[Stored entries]
------------------------------------------------------------------------
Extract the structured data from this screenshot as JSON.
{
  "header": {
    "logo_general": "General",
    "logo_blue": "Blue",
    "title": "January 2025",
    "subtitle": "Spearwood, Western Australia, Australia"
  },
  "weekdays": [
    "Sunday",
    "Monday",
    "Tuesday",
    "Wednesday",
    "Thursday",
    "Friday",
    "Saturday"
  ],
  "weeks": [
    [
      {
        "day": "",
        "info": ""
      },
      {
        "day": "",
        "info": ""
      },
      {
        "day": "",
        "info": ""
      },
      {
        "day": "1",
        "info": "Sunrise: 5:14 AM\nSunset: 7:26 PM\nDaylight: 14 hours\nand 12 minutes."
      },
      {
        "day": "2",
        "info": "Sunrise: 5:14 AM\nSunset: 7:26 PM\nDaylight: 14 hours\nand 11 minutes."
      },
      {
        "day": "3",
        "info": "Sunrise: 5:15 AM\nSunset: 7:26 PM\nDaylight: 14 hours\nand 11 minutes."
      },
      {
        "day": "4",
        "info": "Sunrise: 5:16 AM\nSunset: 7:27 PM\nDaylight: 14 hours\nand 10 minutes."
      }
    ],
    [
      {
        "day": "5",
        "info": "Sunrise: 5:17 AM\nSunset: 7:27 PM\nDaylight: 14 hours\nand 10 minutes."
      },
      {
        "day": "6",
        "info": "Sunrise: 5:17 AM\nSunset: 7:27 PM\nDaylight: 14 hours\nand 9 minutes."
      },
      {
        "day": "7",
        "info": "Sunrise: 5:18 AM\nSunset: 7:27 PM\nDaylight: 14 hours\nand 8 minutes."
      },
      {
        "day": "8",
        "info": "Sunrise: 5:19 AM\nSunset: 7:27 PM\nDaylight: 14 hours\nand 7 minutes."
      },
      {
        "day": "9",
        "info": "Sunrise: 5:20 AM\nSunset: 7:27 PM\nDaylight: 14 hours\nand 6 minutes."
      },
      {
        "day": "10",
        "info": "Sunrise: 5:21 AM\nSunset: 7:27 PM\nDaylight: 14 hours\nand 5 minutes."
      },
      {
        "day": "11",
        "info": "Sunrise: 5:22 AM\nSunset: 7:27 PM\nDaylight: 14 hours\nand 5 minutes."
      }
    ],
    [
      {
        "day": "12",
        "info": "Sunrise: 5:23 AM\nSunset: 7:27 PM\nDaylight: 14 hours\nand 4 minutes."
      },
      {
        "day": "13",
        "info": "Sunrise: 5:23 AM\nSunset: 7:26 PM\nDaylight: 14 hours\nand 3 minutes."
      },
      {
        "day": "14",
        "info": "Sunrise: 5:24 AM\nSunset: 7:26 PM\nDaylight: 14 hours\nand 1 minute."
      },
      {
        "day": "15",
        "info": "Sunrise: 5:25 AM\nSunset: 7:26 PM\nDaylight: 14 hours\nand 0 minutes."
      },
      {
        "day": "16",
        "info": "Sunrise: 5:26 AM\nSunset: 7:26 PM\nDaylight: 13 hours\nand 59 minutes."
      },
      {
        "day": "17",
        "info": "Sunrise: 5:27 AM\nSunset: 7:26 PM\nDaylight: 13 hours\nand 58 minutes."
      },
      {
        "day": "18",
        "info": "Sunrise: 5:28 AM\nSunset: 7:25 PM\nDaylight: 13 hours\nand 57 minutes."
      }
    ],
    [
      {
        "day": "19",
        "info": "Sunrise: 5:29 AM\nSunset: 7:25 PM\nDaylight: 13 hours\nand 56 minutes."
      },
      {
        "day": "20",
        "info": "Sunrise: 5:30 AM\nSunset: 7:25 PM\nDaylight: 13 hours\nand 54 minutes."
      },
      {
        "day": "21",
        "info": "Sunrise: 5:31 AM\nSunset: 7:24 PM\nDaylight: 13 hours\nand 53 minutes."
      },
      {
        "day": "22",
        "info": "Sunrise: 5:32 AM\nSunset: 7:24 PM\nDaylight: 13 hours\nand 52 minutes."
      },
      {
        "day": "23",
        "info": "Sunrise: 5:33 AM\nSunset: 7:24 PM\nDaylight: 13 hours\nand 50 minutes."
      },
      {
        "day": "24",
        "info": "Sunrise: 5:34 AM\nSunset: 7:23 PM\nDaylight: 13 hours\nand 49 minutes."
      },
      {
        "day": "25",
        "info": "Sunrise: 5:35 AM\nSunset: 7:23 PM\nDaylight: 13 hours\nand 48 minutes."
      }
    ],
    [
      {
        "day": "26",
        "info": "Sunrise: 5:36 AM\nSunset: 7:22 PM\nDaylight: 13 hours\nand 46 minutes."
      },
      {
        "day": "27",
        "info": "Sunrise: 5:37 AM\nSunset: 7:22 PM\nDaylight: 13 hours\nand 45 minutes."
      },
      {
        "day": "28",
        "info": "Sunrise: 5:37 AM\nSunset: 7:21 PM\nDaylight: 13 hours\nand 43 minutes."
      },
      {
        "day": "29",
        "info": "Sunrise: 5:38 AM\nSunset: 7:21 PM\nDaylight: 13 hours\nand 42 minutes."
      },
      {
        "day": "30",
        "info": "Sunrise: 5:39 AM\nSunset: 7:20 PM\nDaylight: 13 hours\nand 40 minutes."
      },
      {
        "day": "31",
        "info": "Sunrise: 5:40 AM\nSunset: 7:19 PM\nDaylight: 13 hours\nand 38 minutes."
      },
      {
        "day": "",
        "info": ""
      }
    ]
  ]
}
------------------------------------------------------------------------
* **Exercise details**
Please set down each line of the records exactly as given.

* **Written answer**
Extract the structured data from this screenshot as JSON.
{
  "header": {
    "logo_general": "General",
    "logo_blue": "Blue",
    "title": "January 2025",
    "subtitle": "Spearwood, Western Australia, Australia"
  },
  "weekdays": [
    "Sunday",
    "Monday",
    "Tuesday",
    "Wednesday",
    "Thursday",
    "Friday",
    "Saturday"
  ],
  "weeks": [
    [
      {
        "day": "",
        "info": ""
      },
      {
        "day": "",
        "info": ""
      },
      {
        "day": "",
        "info": ""
      },
      {
        "day": "1",
        "info": "Sunrise: 5:14 AM\nSunset: 7:26 PM\nDaylight: 14 hours\nand 12 minutes."
      },
      {
        "day": "2",
        "info": "Sunrise: 5:14 AM\nSunset: 7:26 PM\nDaylight: 14 hours\nand 11 minutes."
      },
      {
        "day": "3",
        "info": "Sunrise: 5:15 AM\nSunset: 7:26 PM\nDaylight: 14 hours\nand 11 minutes."
      },
      {
        "day": "4",
        "info": "Sunrise: 5:16 AM\nSunset: 7:27 PM\nDaylight: 14 hours\nand 10 minutes."
      }
    ],
    [
      {
        "day": "5",
        "info": "Sunrise: 5:17 AM\nSunset: 7:27 PM\nDaylight: 14 hours\nand 10 minutes."
      },
      {
        "day": "6",
        "info": "Sunrise: 5:17 AM\nSunset: 7:27 PM\nDaylight: 14 hours\nand 9 minutes."
      },
      {
        "day": "7",
        "info": "Sunrise: 5:18 AM\nSunset: 7:27 PM\nDaylight: 14 hours\nand 8 minutes."
      },
      {
        "day": "8",
        "info": "Sunrise: 5:19 AM\nSunset: 7:27 PM\nDaylight: 14 hours\nand 7 minutes."
      },
      {
        "day": "9",
        "info": "Sunrise: 5:20 AM\nSunset: 7:27 PM\nDaylight: 14 hours\nand 6 minutes."
      },
      {
        "day": "10",
        "info": "Sunrise: 5:21 AM\nSunset: 7:27 PM\nDaylight: 14 hours\nand 5 minutes."
      },
      {
        "day": "11",
        "info": "Sunrise: 5:22 AM\nSunset: 7:27 PM\nDaylight: 14 hours\nand 5 minutes."
      }
    ],
    [
      {
        "day": "12",
        "info": "Sunrise: 5:23 AM\nSunset: 7:27 PM\nDaylight: 14 hours\nand 4 minutes."
      },
      {
        "day": "13",
        "info": "Sunrise: 5:23 AM\nSunset: 7:26 PM\nDaylight: 14 hours\nand 3 minutes."
      },
      {
        "day": "14",
        "info": "Sunrise: 5:24 AM\nSunset: 7:26 PM\nDaylight: 14 hours\nand 1 minute."
      },
      {
        "day": "15",
        "info": "Sunrise: 5:25 AM\nSunset: 7:26 PM\nDaylight: 14 hours\nand 0 minutes."
      },
      {
        "day": "16",
        "info": "Sunrise: 5:26 AM\nSunset: 7:26 PM\nDaylight: 13 hours\nand 59 minutes."
      },
      {
        "day": "17",
        "info": "Sunrise: 5:27 AM\nSunset: 7:26 PM\nDaylight: 13 hours\nand 58 minutes."
      },
      {
        "day": "18",
        "info": "Sunrise: 5:28 AM\nSunset: 7:25 PM\nDaylight: 13 hours\nand 57 minutes."
      }
    ],
    [
      {
        "day": "19",
        "info": "Sunrise: 5:29 AM\nSunset: 7:25 PM\nDaylight: 13 hours\nand 56 minutes."
      },
      {
        "day": "20",
        "info": "Sunrise: 5:30 AM\nSunset: 7:25 PM\nDaylight: 13 hours\nand 54 minutes."
      },
      {
        "day": "21",
        "info": "Sunrise: 5:31 AM\nSunset: 7:24 PM\nDaylight: 13 hours\nand 53 minutes."
      },
      {
        "day": "22",
        "info": "Sunrise: 5:32 AM\nSunset: 7:24 PM\nDaylight: 13 hours\nand 52 minutes."
      },
      {
        "day": "23",
        "info": "Sunrise: 5:33 AM\nSunset: 7:24 PM\nDaylight: 13 hours\nand 50 minutes."
      },
      {
        "day": "24",
        "info": "Sunrise: 5:34 AM\nSunset: 7:23 PM\nDaylight: 13 hours\nand 49 minutes."
      },
      {
        "day": "25",
        "info": "Sunrise: 5:35 AM\nSunset: 7:23 PM\nDaylight: 13 hours\nand 48 minutes."
      }
    ],
    [
      {
        "day": "26",
        "info": "Sunrise: 5:36 AM\nSunset: 7:22 PM\nDaylight: 13 hours\nand 46 minutes."
      },
      {
        "day": "27",
        "info": "Sunrise: 5:37 AM\nSunset: 7:22 PM\nDaylight: 13 hours\nand 45 minutes."
      },
      {
        "day": "28",
        "info": "Sunrise: 5:37 AM\nSunset: 7:21 PM\nDaylight: 13 hours\nand 43 minutes."
      },
      {
        "day": "29",
        "info": "Sunrise: 5:38 AM\nSunset: 7:21 PM\nDaylight: 13 hours\nand 42 minutes."
      },
      {
        "day": "30",
        "info": "Sunrise: 5:39 AM\nSunset: 7:20 PM\nDaylight: 13 hours\nand 40 minutes."
      },
      {
        "day": "31",
        "info": "Sunrise: 5:40 AM\nSunset: 7:19 PM\nDaylight: 13 hours\nand 38 minutes."
      },
      {
        "day": "",
        "info": ""
      }
    ]
  ]
}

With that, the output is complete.